→ **TEXTO FORNECIDO**

##########

Sentir o avião balançar durante o voo é uma experiência comum para passageiros em diferentes partes do mundo, variando de movimentos leves a episódios mais intensos. Em 2025, a rota entre Mendoza, na Argentina, e Santiago, no Chile, foi classificada como a mais turbulenta do planeta pelo segundo ano consecutivo, de acordo com levantamento do site Turbli, plataforma especializada na análise anual das rotas com maior turbulência média.
Com apenas 196 quilômetros de extensão, o trecho que cruza a Cordilheira dos Andes registrou índice médio de turbulência de 22,98. A medição é feita com base na taxa de dissipação de vórtices (EDR), que indica a velocidade com que as estruturas turbulentas perdem energia e se dissipam em forma de calor. O Turbli adota a seguinte classificação: leve (0–20), moderado (20–40), moderado-severo (40–60), severo (60–80) e extremo (80–100).
Segundo o levantamento, a proximidade com a cordilheira favorece a ocorrência de “ondas de montanhas”, fenômeno gerado quando o vento é forçado a subir ao encontrar grandes elevações e passa a oscilar, criando áreas de instabilidade atmosférica. Esse fator explica a recorrência de rotas sul-americanas entre as mais turbulentas do ranking.

##########

→ **REGISTROS SELECIONADOS**
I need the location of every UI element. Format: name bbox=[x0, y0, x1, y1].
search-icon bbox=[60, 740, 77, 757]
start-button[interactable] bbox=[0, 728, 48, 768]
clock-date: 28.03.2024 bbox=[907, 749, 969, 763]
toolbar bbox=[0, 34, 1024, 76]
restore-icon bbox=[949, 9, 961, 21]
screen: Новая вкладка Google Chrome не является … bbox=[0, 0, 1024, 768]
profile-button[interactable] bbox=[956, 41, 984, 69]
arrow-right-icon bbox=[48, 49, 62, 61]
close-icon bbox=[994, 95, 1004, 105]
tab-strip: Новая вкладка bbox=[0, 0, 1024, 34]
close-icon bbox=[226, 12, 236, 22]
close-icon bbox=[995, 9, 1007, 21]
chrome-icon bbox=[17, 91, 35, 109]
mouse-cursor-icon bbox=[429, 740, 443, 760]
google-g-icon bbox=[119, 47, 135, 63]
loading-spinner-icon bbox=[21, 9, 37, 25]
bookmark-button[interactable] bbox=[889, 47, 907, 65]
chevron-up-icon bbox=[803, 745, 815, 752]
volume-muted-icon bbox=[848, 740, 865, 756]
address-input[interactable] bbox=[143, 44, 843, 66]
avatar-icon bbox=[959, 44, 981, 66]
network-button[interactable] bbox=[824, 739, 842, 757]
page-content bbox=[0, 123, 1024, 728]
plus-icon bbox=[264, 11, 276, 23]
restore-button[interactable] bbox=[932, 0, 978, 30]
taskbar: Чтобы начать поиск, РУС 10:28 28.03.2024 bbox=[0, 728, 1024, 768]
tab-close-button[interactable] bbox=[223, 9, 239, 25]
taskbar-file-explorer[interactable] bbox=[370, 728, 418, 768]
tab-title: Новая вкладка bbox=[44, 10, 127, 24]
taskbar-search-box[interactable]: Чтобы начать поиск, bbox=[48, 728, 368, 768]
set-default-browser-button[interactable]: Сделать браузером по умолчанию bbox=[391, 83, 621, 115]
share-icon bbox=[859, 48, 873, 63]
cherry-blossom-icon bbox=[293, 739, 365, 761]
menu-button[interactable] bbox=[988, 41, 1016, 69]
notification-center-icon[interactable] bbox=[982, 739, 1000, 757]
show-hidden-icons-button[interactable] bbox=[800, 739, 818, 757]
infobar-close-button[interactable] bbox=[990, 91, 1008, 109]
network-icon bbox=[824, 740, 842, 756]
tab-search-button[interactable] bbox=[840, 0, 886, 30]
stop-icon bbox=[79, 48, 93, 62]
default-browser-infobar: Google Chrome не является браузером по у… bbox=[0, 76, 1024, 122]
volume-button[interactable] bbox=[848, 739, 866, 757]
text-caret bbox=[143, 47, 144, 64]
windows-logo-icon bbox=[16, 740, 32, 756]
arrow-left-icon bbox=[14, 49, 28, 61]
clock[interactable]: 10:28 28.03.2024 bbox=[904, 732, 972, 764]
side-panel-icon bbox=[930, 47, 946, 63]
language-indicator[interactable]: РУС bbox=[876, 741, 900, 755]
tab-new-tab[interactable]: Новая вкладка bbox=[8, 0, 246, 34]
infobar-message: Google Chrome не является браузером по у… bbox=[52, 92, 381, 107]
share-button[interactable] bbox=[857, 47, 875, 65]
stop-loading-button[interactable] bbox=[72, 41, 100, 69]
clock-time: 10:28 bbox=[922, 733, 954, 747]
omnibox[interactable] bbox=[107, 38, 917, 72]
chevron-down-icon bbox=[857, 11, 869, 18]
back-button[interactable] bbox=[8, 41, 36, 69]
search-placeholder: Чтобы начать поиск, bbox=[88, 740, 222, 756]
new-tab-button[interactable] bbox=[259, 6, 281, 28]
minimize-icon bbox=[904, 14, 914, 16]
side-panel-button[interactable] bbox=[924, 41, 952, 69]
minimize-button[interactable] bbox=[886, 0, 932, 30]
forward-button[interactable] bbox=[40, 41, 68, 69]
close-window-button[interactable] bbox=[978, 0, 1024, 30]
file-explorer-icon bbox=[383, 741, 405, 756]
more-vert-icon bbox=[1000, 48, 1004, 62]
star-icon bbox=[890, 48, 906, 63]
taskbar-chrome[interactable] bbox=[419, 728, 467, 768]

##########

→ **TAREFA A REALIZAR**
Reproduza sem alterações a parte do texto sobre a rota aérea mais turbulenta que começa com as palavras "Sentir o avião" e termina com "e extremo (80–100).". Os registros são um material à parte, independente do texto.

→ **RESPOSTA DO EXERCÍCIO**
Sentir o avião balançar durante o voo é uma experiência comum para passageiros em diferentes partes do mundo, variando de movimentos leves a episódios mais intensos. Em 2025, a rota entre Mendoza, na Argentina, e Santiago, no Chile, foi classificada como a mais turbulenta do planeta pelo segundo ano consecutivo, de acordo com levantamento do site Turbli, plataforma especializada na análise anual das rotas com maior turbulência média.
Com apenas 196 quilômetros de extensão, o trecho que cruza a Cordilheira dos Andes registrou índice médio de turbulência de 22,98. A medição é feita com base na taxa de dissipação de vórtices (EDR), que indica a velocidade com que as estruturas turbulentas perdem energia e se dissipam em forma de calor. O Turbli adota a seguinte classificação: leve (0–20), moderado (20–40), moderado-severo (40–60), severo (60–80) e extremo (80–100).